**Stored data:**
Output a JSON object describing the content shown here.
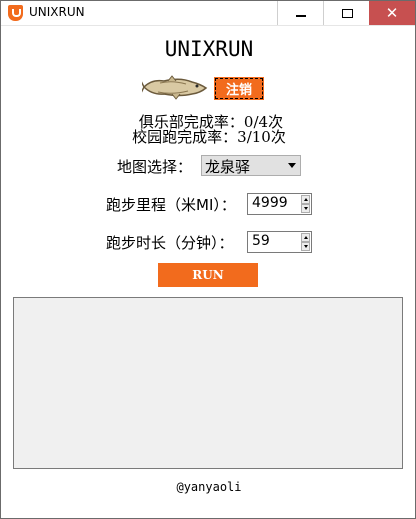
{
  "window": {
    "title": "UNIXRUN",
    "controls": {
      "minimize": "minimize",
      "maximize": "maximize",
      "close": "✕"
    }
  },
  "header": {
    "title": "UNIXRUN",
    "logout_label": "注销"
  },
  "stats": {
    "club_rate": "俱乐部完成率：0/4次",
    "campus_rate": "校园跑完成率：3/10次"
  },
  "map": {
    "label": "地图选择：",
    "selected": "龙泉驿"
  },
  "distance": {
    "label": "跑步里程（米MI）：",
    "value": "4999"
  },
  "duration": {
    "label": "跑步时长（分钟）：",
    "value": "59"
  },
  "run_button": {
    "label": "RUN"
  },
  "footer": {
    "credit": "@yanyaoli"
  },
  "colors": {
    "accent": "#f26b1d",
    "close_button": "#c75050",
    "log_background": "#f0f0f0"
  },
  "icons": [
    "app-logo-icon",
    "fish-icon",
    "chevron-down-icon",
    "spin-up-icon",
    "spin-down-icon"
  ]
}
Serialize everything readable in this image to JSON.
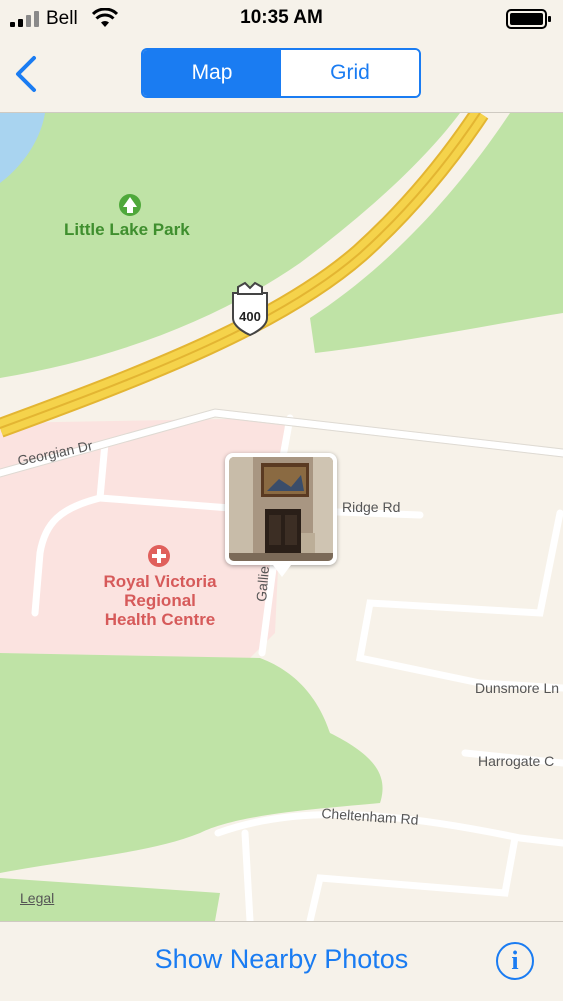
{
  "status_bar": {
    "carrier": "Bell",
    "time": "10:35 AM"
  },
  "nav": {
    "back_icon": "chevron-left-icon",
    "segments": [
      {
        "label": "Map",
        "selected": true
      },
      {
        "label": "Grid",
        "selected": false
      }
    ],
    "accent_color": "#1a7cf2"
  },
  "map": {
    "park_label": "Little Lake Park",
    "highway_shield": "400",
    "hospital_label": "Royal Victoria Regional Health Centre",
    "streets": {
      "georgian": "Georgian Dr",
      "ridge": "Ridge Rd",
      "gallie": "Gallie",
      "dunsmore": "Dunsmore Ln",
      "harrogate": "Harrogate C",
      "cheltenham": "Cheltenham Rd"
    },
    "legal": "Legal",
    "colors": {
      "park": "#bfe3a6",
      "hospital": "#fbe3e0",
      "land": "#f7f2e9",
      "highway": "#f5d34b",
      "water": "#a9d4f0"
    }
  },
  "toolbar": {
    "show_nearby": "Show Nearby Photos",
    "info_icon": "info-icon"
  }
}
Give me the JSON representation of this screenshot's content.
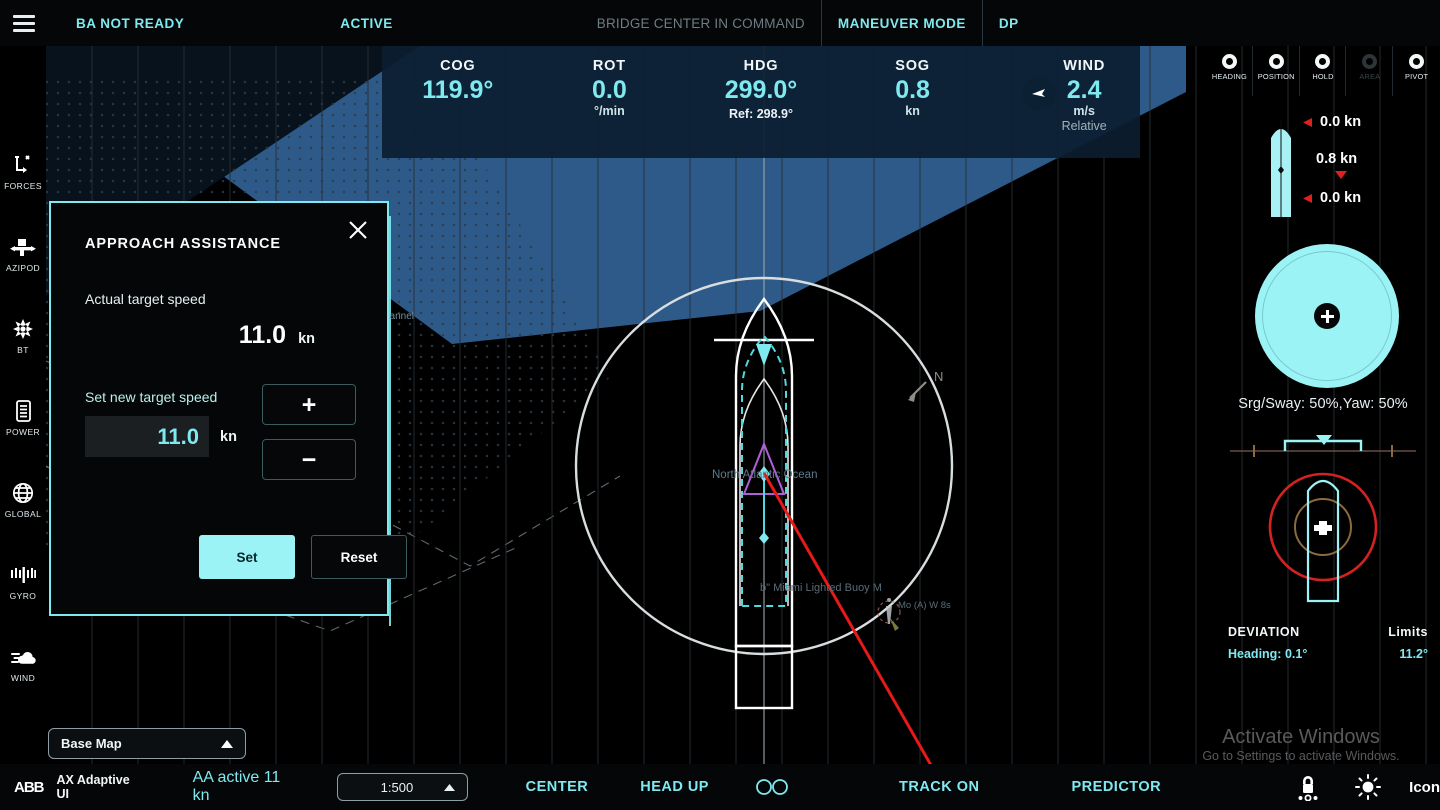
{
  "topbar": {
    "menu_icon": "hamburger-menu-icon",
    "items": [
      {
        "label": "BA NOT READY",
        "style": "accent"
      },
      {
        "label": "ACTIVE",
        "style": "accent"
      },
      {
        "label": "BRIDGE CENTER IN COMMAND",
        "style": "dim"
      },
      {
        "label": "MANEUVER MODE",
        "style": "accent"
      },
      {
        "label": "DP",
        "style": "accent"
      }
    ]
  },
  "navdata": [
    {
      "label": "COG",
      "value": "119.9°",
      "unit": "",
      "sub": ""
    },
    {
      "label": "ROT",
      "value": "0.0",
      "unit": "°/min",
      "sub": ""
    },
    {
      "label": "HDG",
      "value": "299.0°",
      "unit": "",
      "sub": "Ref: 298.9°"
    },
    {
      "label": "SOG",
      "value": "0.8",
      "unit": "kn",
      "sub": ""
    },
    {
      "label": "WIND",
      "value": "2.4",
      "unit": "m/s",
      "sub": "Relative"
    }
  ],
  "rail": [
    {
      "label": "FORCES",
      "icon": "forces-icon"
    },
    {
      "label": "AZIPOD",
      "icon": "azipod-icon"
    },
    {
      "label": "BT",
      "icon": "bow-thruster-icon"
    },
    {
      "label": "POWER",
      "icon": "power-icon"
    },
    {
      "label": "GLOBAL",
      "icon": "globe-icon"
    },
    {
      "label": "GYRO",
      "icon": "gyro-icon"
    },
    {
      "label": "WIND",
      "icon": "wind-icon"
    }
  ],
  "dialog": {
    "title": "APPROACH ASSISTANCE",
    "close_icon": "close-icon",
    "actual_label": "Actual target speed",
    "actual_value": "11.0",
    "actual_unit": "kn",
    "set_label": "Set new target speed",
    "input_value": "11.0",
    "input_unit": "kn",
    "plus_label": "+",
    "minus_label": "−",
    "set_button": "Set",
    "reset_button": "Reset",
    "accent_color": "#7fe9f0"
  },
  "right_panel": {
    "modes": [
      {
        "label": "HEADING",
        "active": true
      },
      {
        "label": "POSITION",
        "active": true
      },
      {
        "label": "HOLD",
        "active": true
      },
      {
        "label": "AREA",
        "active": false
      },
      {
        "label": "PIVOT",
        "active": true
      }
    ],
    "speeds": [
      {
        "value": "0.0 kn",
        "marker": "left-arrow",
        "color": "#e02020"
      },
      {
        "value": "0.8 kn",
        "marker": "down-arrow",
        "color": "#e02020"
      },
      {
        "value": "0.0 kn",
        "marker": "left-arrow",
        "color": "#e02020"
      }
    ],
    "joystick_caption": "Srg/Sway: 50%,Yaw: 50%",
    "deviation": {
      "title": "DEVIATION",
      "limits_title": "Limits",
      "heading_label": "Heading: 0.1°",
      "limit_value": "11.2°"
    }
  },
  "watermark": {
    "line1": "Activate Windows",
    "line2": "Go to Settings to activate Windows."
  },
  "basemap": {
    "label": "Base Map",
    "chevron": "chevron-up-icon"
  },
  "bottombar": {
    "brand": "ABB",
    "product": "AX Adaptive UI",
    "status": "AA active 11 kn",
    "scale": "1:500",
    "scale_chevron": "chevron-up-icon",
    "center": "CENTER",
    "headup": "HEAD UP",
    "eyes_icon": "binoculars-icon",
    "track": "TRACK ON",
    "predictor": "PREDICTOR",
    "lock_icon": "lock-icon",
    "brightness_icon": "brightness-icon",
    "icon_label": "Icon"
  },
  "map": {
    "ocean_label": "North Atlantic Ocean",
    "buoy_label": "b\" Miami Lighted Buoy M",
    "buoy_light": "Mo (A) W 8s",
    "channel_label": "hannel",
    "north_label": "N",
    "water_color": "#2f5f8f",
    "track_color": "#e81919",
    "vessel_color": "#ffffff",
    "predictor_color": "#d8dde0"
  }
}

**Exercise:**
Without the pictures, retype the whole of the material above exactly.

**Exercise response:**
Output a JSON object describing the content shown here.
{
  "window": {
    "title": "UNIXRUN",
    "controls": {
      "minimize": "minimize",
      "maximize": "maximize",
      "close": "✕"
    }
  },
  "header": {
    "title": "UNIXRUN",
    "logout_label": "注销"
  },
  "stats": {
    "club_rate": "俱乐部完成率：0/4次",
    "campus_rate": "校园跑完成率：3/10次"
  },
  "map": {
    "label": "地图选择：",
    "selected": "龙泉驿"
  },
  "distance": {
    "label": "跑步里程（米MI）：",
    "value": "4999"
  },
  "duration": {
    "label": "跑步时长（分钟）：",
    "value": "59"
  },
  "run_button": {
    "label": "RUN"
  },
  "footer": {
    "credit": "@yanyaoli"
  },
  "colors": {
    "accent": "#f26b1d",
    "close_button": "#c75050",
    "log_background": "#f0f0f0"
  },
  "icons": [
    "app-logo-icon",
    "fish-icon",
    "chevron-down-icon",
    "spin-up-icon",
    "spin-down-icon"
  ]
}
Serialize everything readable in this image to JSON.
{
  "status_bar": {
    "carrier": "Bell",
    "time": "10:35 AM"
  },
  "nav": {
    "back_icon": "chevron-left-icon",
    "segments": [
      {
        "label": "Map",
        "selected": true
      },
      {
        "label": "Grid",
        "selected": false
      }
    ],
    "accent_color": "#1a7cf2"
  },
  "map": {
    "park_label": "Little Lake Park",
    "highway_shield": "400",
    "hospital_label": "Royal Victoria Regional Health Centre",
    "streets": {
      "georgian": "Georgian Dr",
      "ridge": "Ridge Rd",
      "gallie": "Gallie",
      "dunsmore": "Dunsmore Ln",
      "harrogate": "Harrogate C",
      "cheltenham": "Cheltenham Rd"
    },
    "legal": "Legal",
    "colors": {
      "park": "#bfe3a6",
      "hospital": "#fbe3e0",
      "land": "#f7f2e9",
      "highway": "#f5d34b",
      "water": "#a9d4f0"
    }
  },
  "toolbar": {
    "show_nearby": "Show Nearby Photos",
    "info_icon": "info-icon"
  }
}
Give me the JSON representation of this screenshot's content.
{
  "topbar": {
    "menu_icon": "hamburger-menu-icon",
    "items": [
      {
        "label": "BA NOT READY",
        "style": "accent"
      },
      {
        "label": "ACTIVE",
        "style": "accent"
      },
      {
        "label": "BRIDGE CENTER IN COMMAND",
        "style": "dim"
      },
      {
        "label": "MANEUVER MODE",
        "style": "accent"
      },
      {
        "label": "DP",
        "style": "accent"
      }
    ]
  },
  "navdata": [
    {
      "label": "COG",
      "value": "119.9°",
      "unit": "",
      "sub": ""
    },
    {
      "label": "ROT",
      "value": "0.0",
      "unit": "°/min",
      "sub": ""
    },
    {
      "label": "HDG",
      "value": "299.0°",
      "unit": "",
      "sub": "Ref: 298.9°"
    },
    {
      "label": "SOG",
      "value": "0.8",
      "unit": "kn",
      "sub": ""
    },
    {
      "label": "WIND",
      "value": "2.4",
      "unit": "m/s",
      "sub": "Relative"
    }
  ],
  "rail": [
    {
      "label": "FORCES",
      "icon": "forces-icon"
    },
    {
      "label": "AZIPOD",
      "icon": "azipod-icon"
    },
    {
      "label": "BT",
      "icon": "bow-thruster-icon"
    },
    {
      "label": "POWER",
      "icon": "power-icon"
    },
    {
      "label": "GLOBAL",
      "icon": "globe-icon"
    },
    {
      "label": "GYRO",
      "icon": "gyro-icon"
    },
    {
      "label": "WIND",
      "icon": "wind-icon"
    }
  ],
  "dialog": {
    "title": "APPROACH ASSISTANCE",
    "close_icon": "close-icon",
    "actual_label": "Actual target speed",
    "actual_value": "11.0",
    "actual_unit": "kn",
    "set_label": "Set new target speed",
    "input_value": "11.0",
    "input_unit": "kn",
    "plus_label": "+",
    "minus_label": "−",
    "set_button": "Set",
    "reset_button": "Reset",
    "accent_color": "#7fe9f0"
  },
  "right_panel": {
    "modes": [
      {
        "label": "HEADING",
        "active": true
      },
      {
        "label": "POSITION",
        "active": true
      },
      {
        "label": "HOLD",
        "active": true
      },
      {
        "label": "AREA",
        "active": false
      },
      {
        "label": "PIVOT",
        "active": true
      }
    ],
    "speeds": [
      {
        "value": "0.0 kn",
        "marker": "left-arrow",
        "color": "#e02020"
      },
      {
        "value": "0.8 kn",
        "marker": "down-arrow",
        "color": "#e02020"
      },
      {
        "value": "0.0 kn",
        "marker": "left-arrow",
        "color": "#e02020"
      }
    ],
    "joystick_caption": "Srg/Sway: 50%,Yaw: 50%",
    "deviation": {
      "title": "DEVIATION",
      "limits_title": "Limits",
      "heading_label": "Heading: 0.1°",
      "limit_value": "11.2°"
    }
  },
  "watermark": {
    "line1": "Activate Windows",
    "line2": "Go to Settings to activate Windows."
  },
  "basemap": {
    "label": "Base Map",
    "chevron": "chevron-up-icon"
  },
  "bottombar": {
    "brand": "ABB",
    "product": "AX Adaptive UI",
    "status": "AA active 11 kn",
    "scale": "1:500",
    "scale_chevron": "chevron-up-icon",
    "center": "CENTER",
    "headup": "HEAD UP",
    "eyes_icon": "binoculars-icon",
    "track": "TRACK ON",
    "predictor": "PREDICTOR",
    "lock_icon": "lock-icon",
    "brightness_icon": "brightness-icon",
    "icon_label": "Icon"
  },
  "map": {
    "ocean_label": "North Atlantic Ocean",
    "buoy_label": "b\" Miami Lighted Buoy M",
    "buoy_light": "Mo (A) W 8s",
    "channel_label": "hannel",
    "north_label": "N",
    "water_color": "#2f5f8f",
    "track_color": "#e81919",
    "vessel_color": "#ffffff",
    "predictor_color": "#d8dde0"
  }
}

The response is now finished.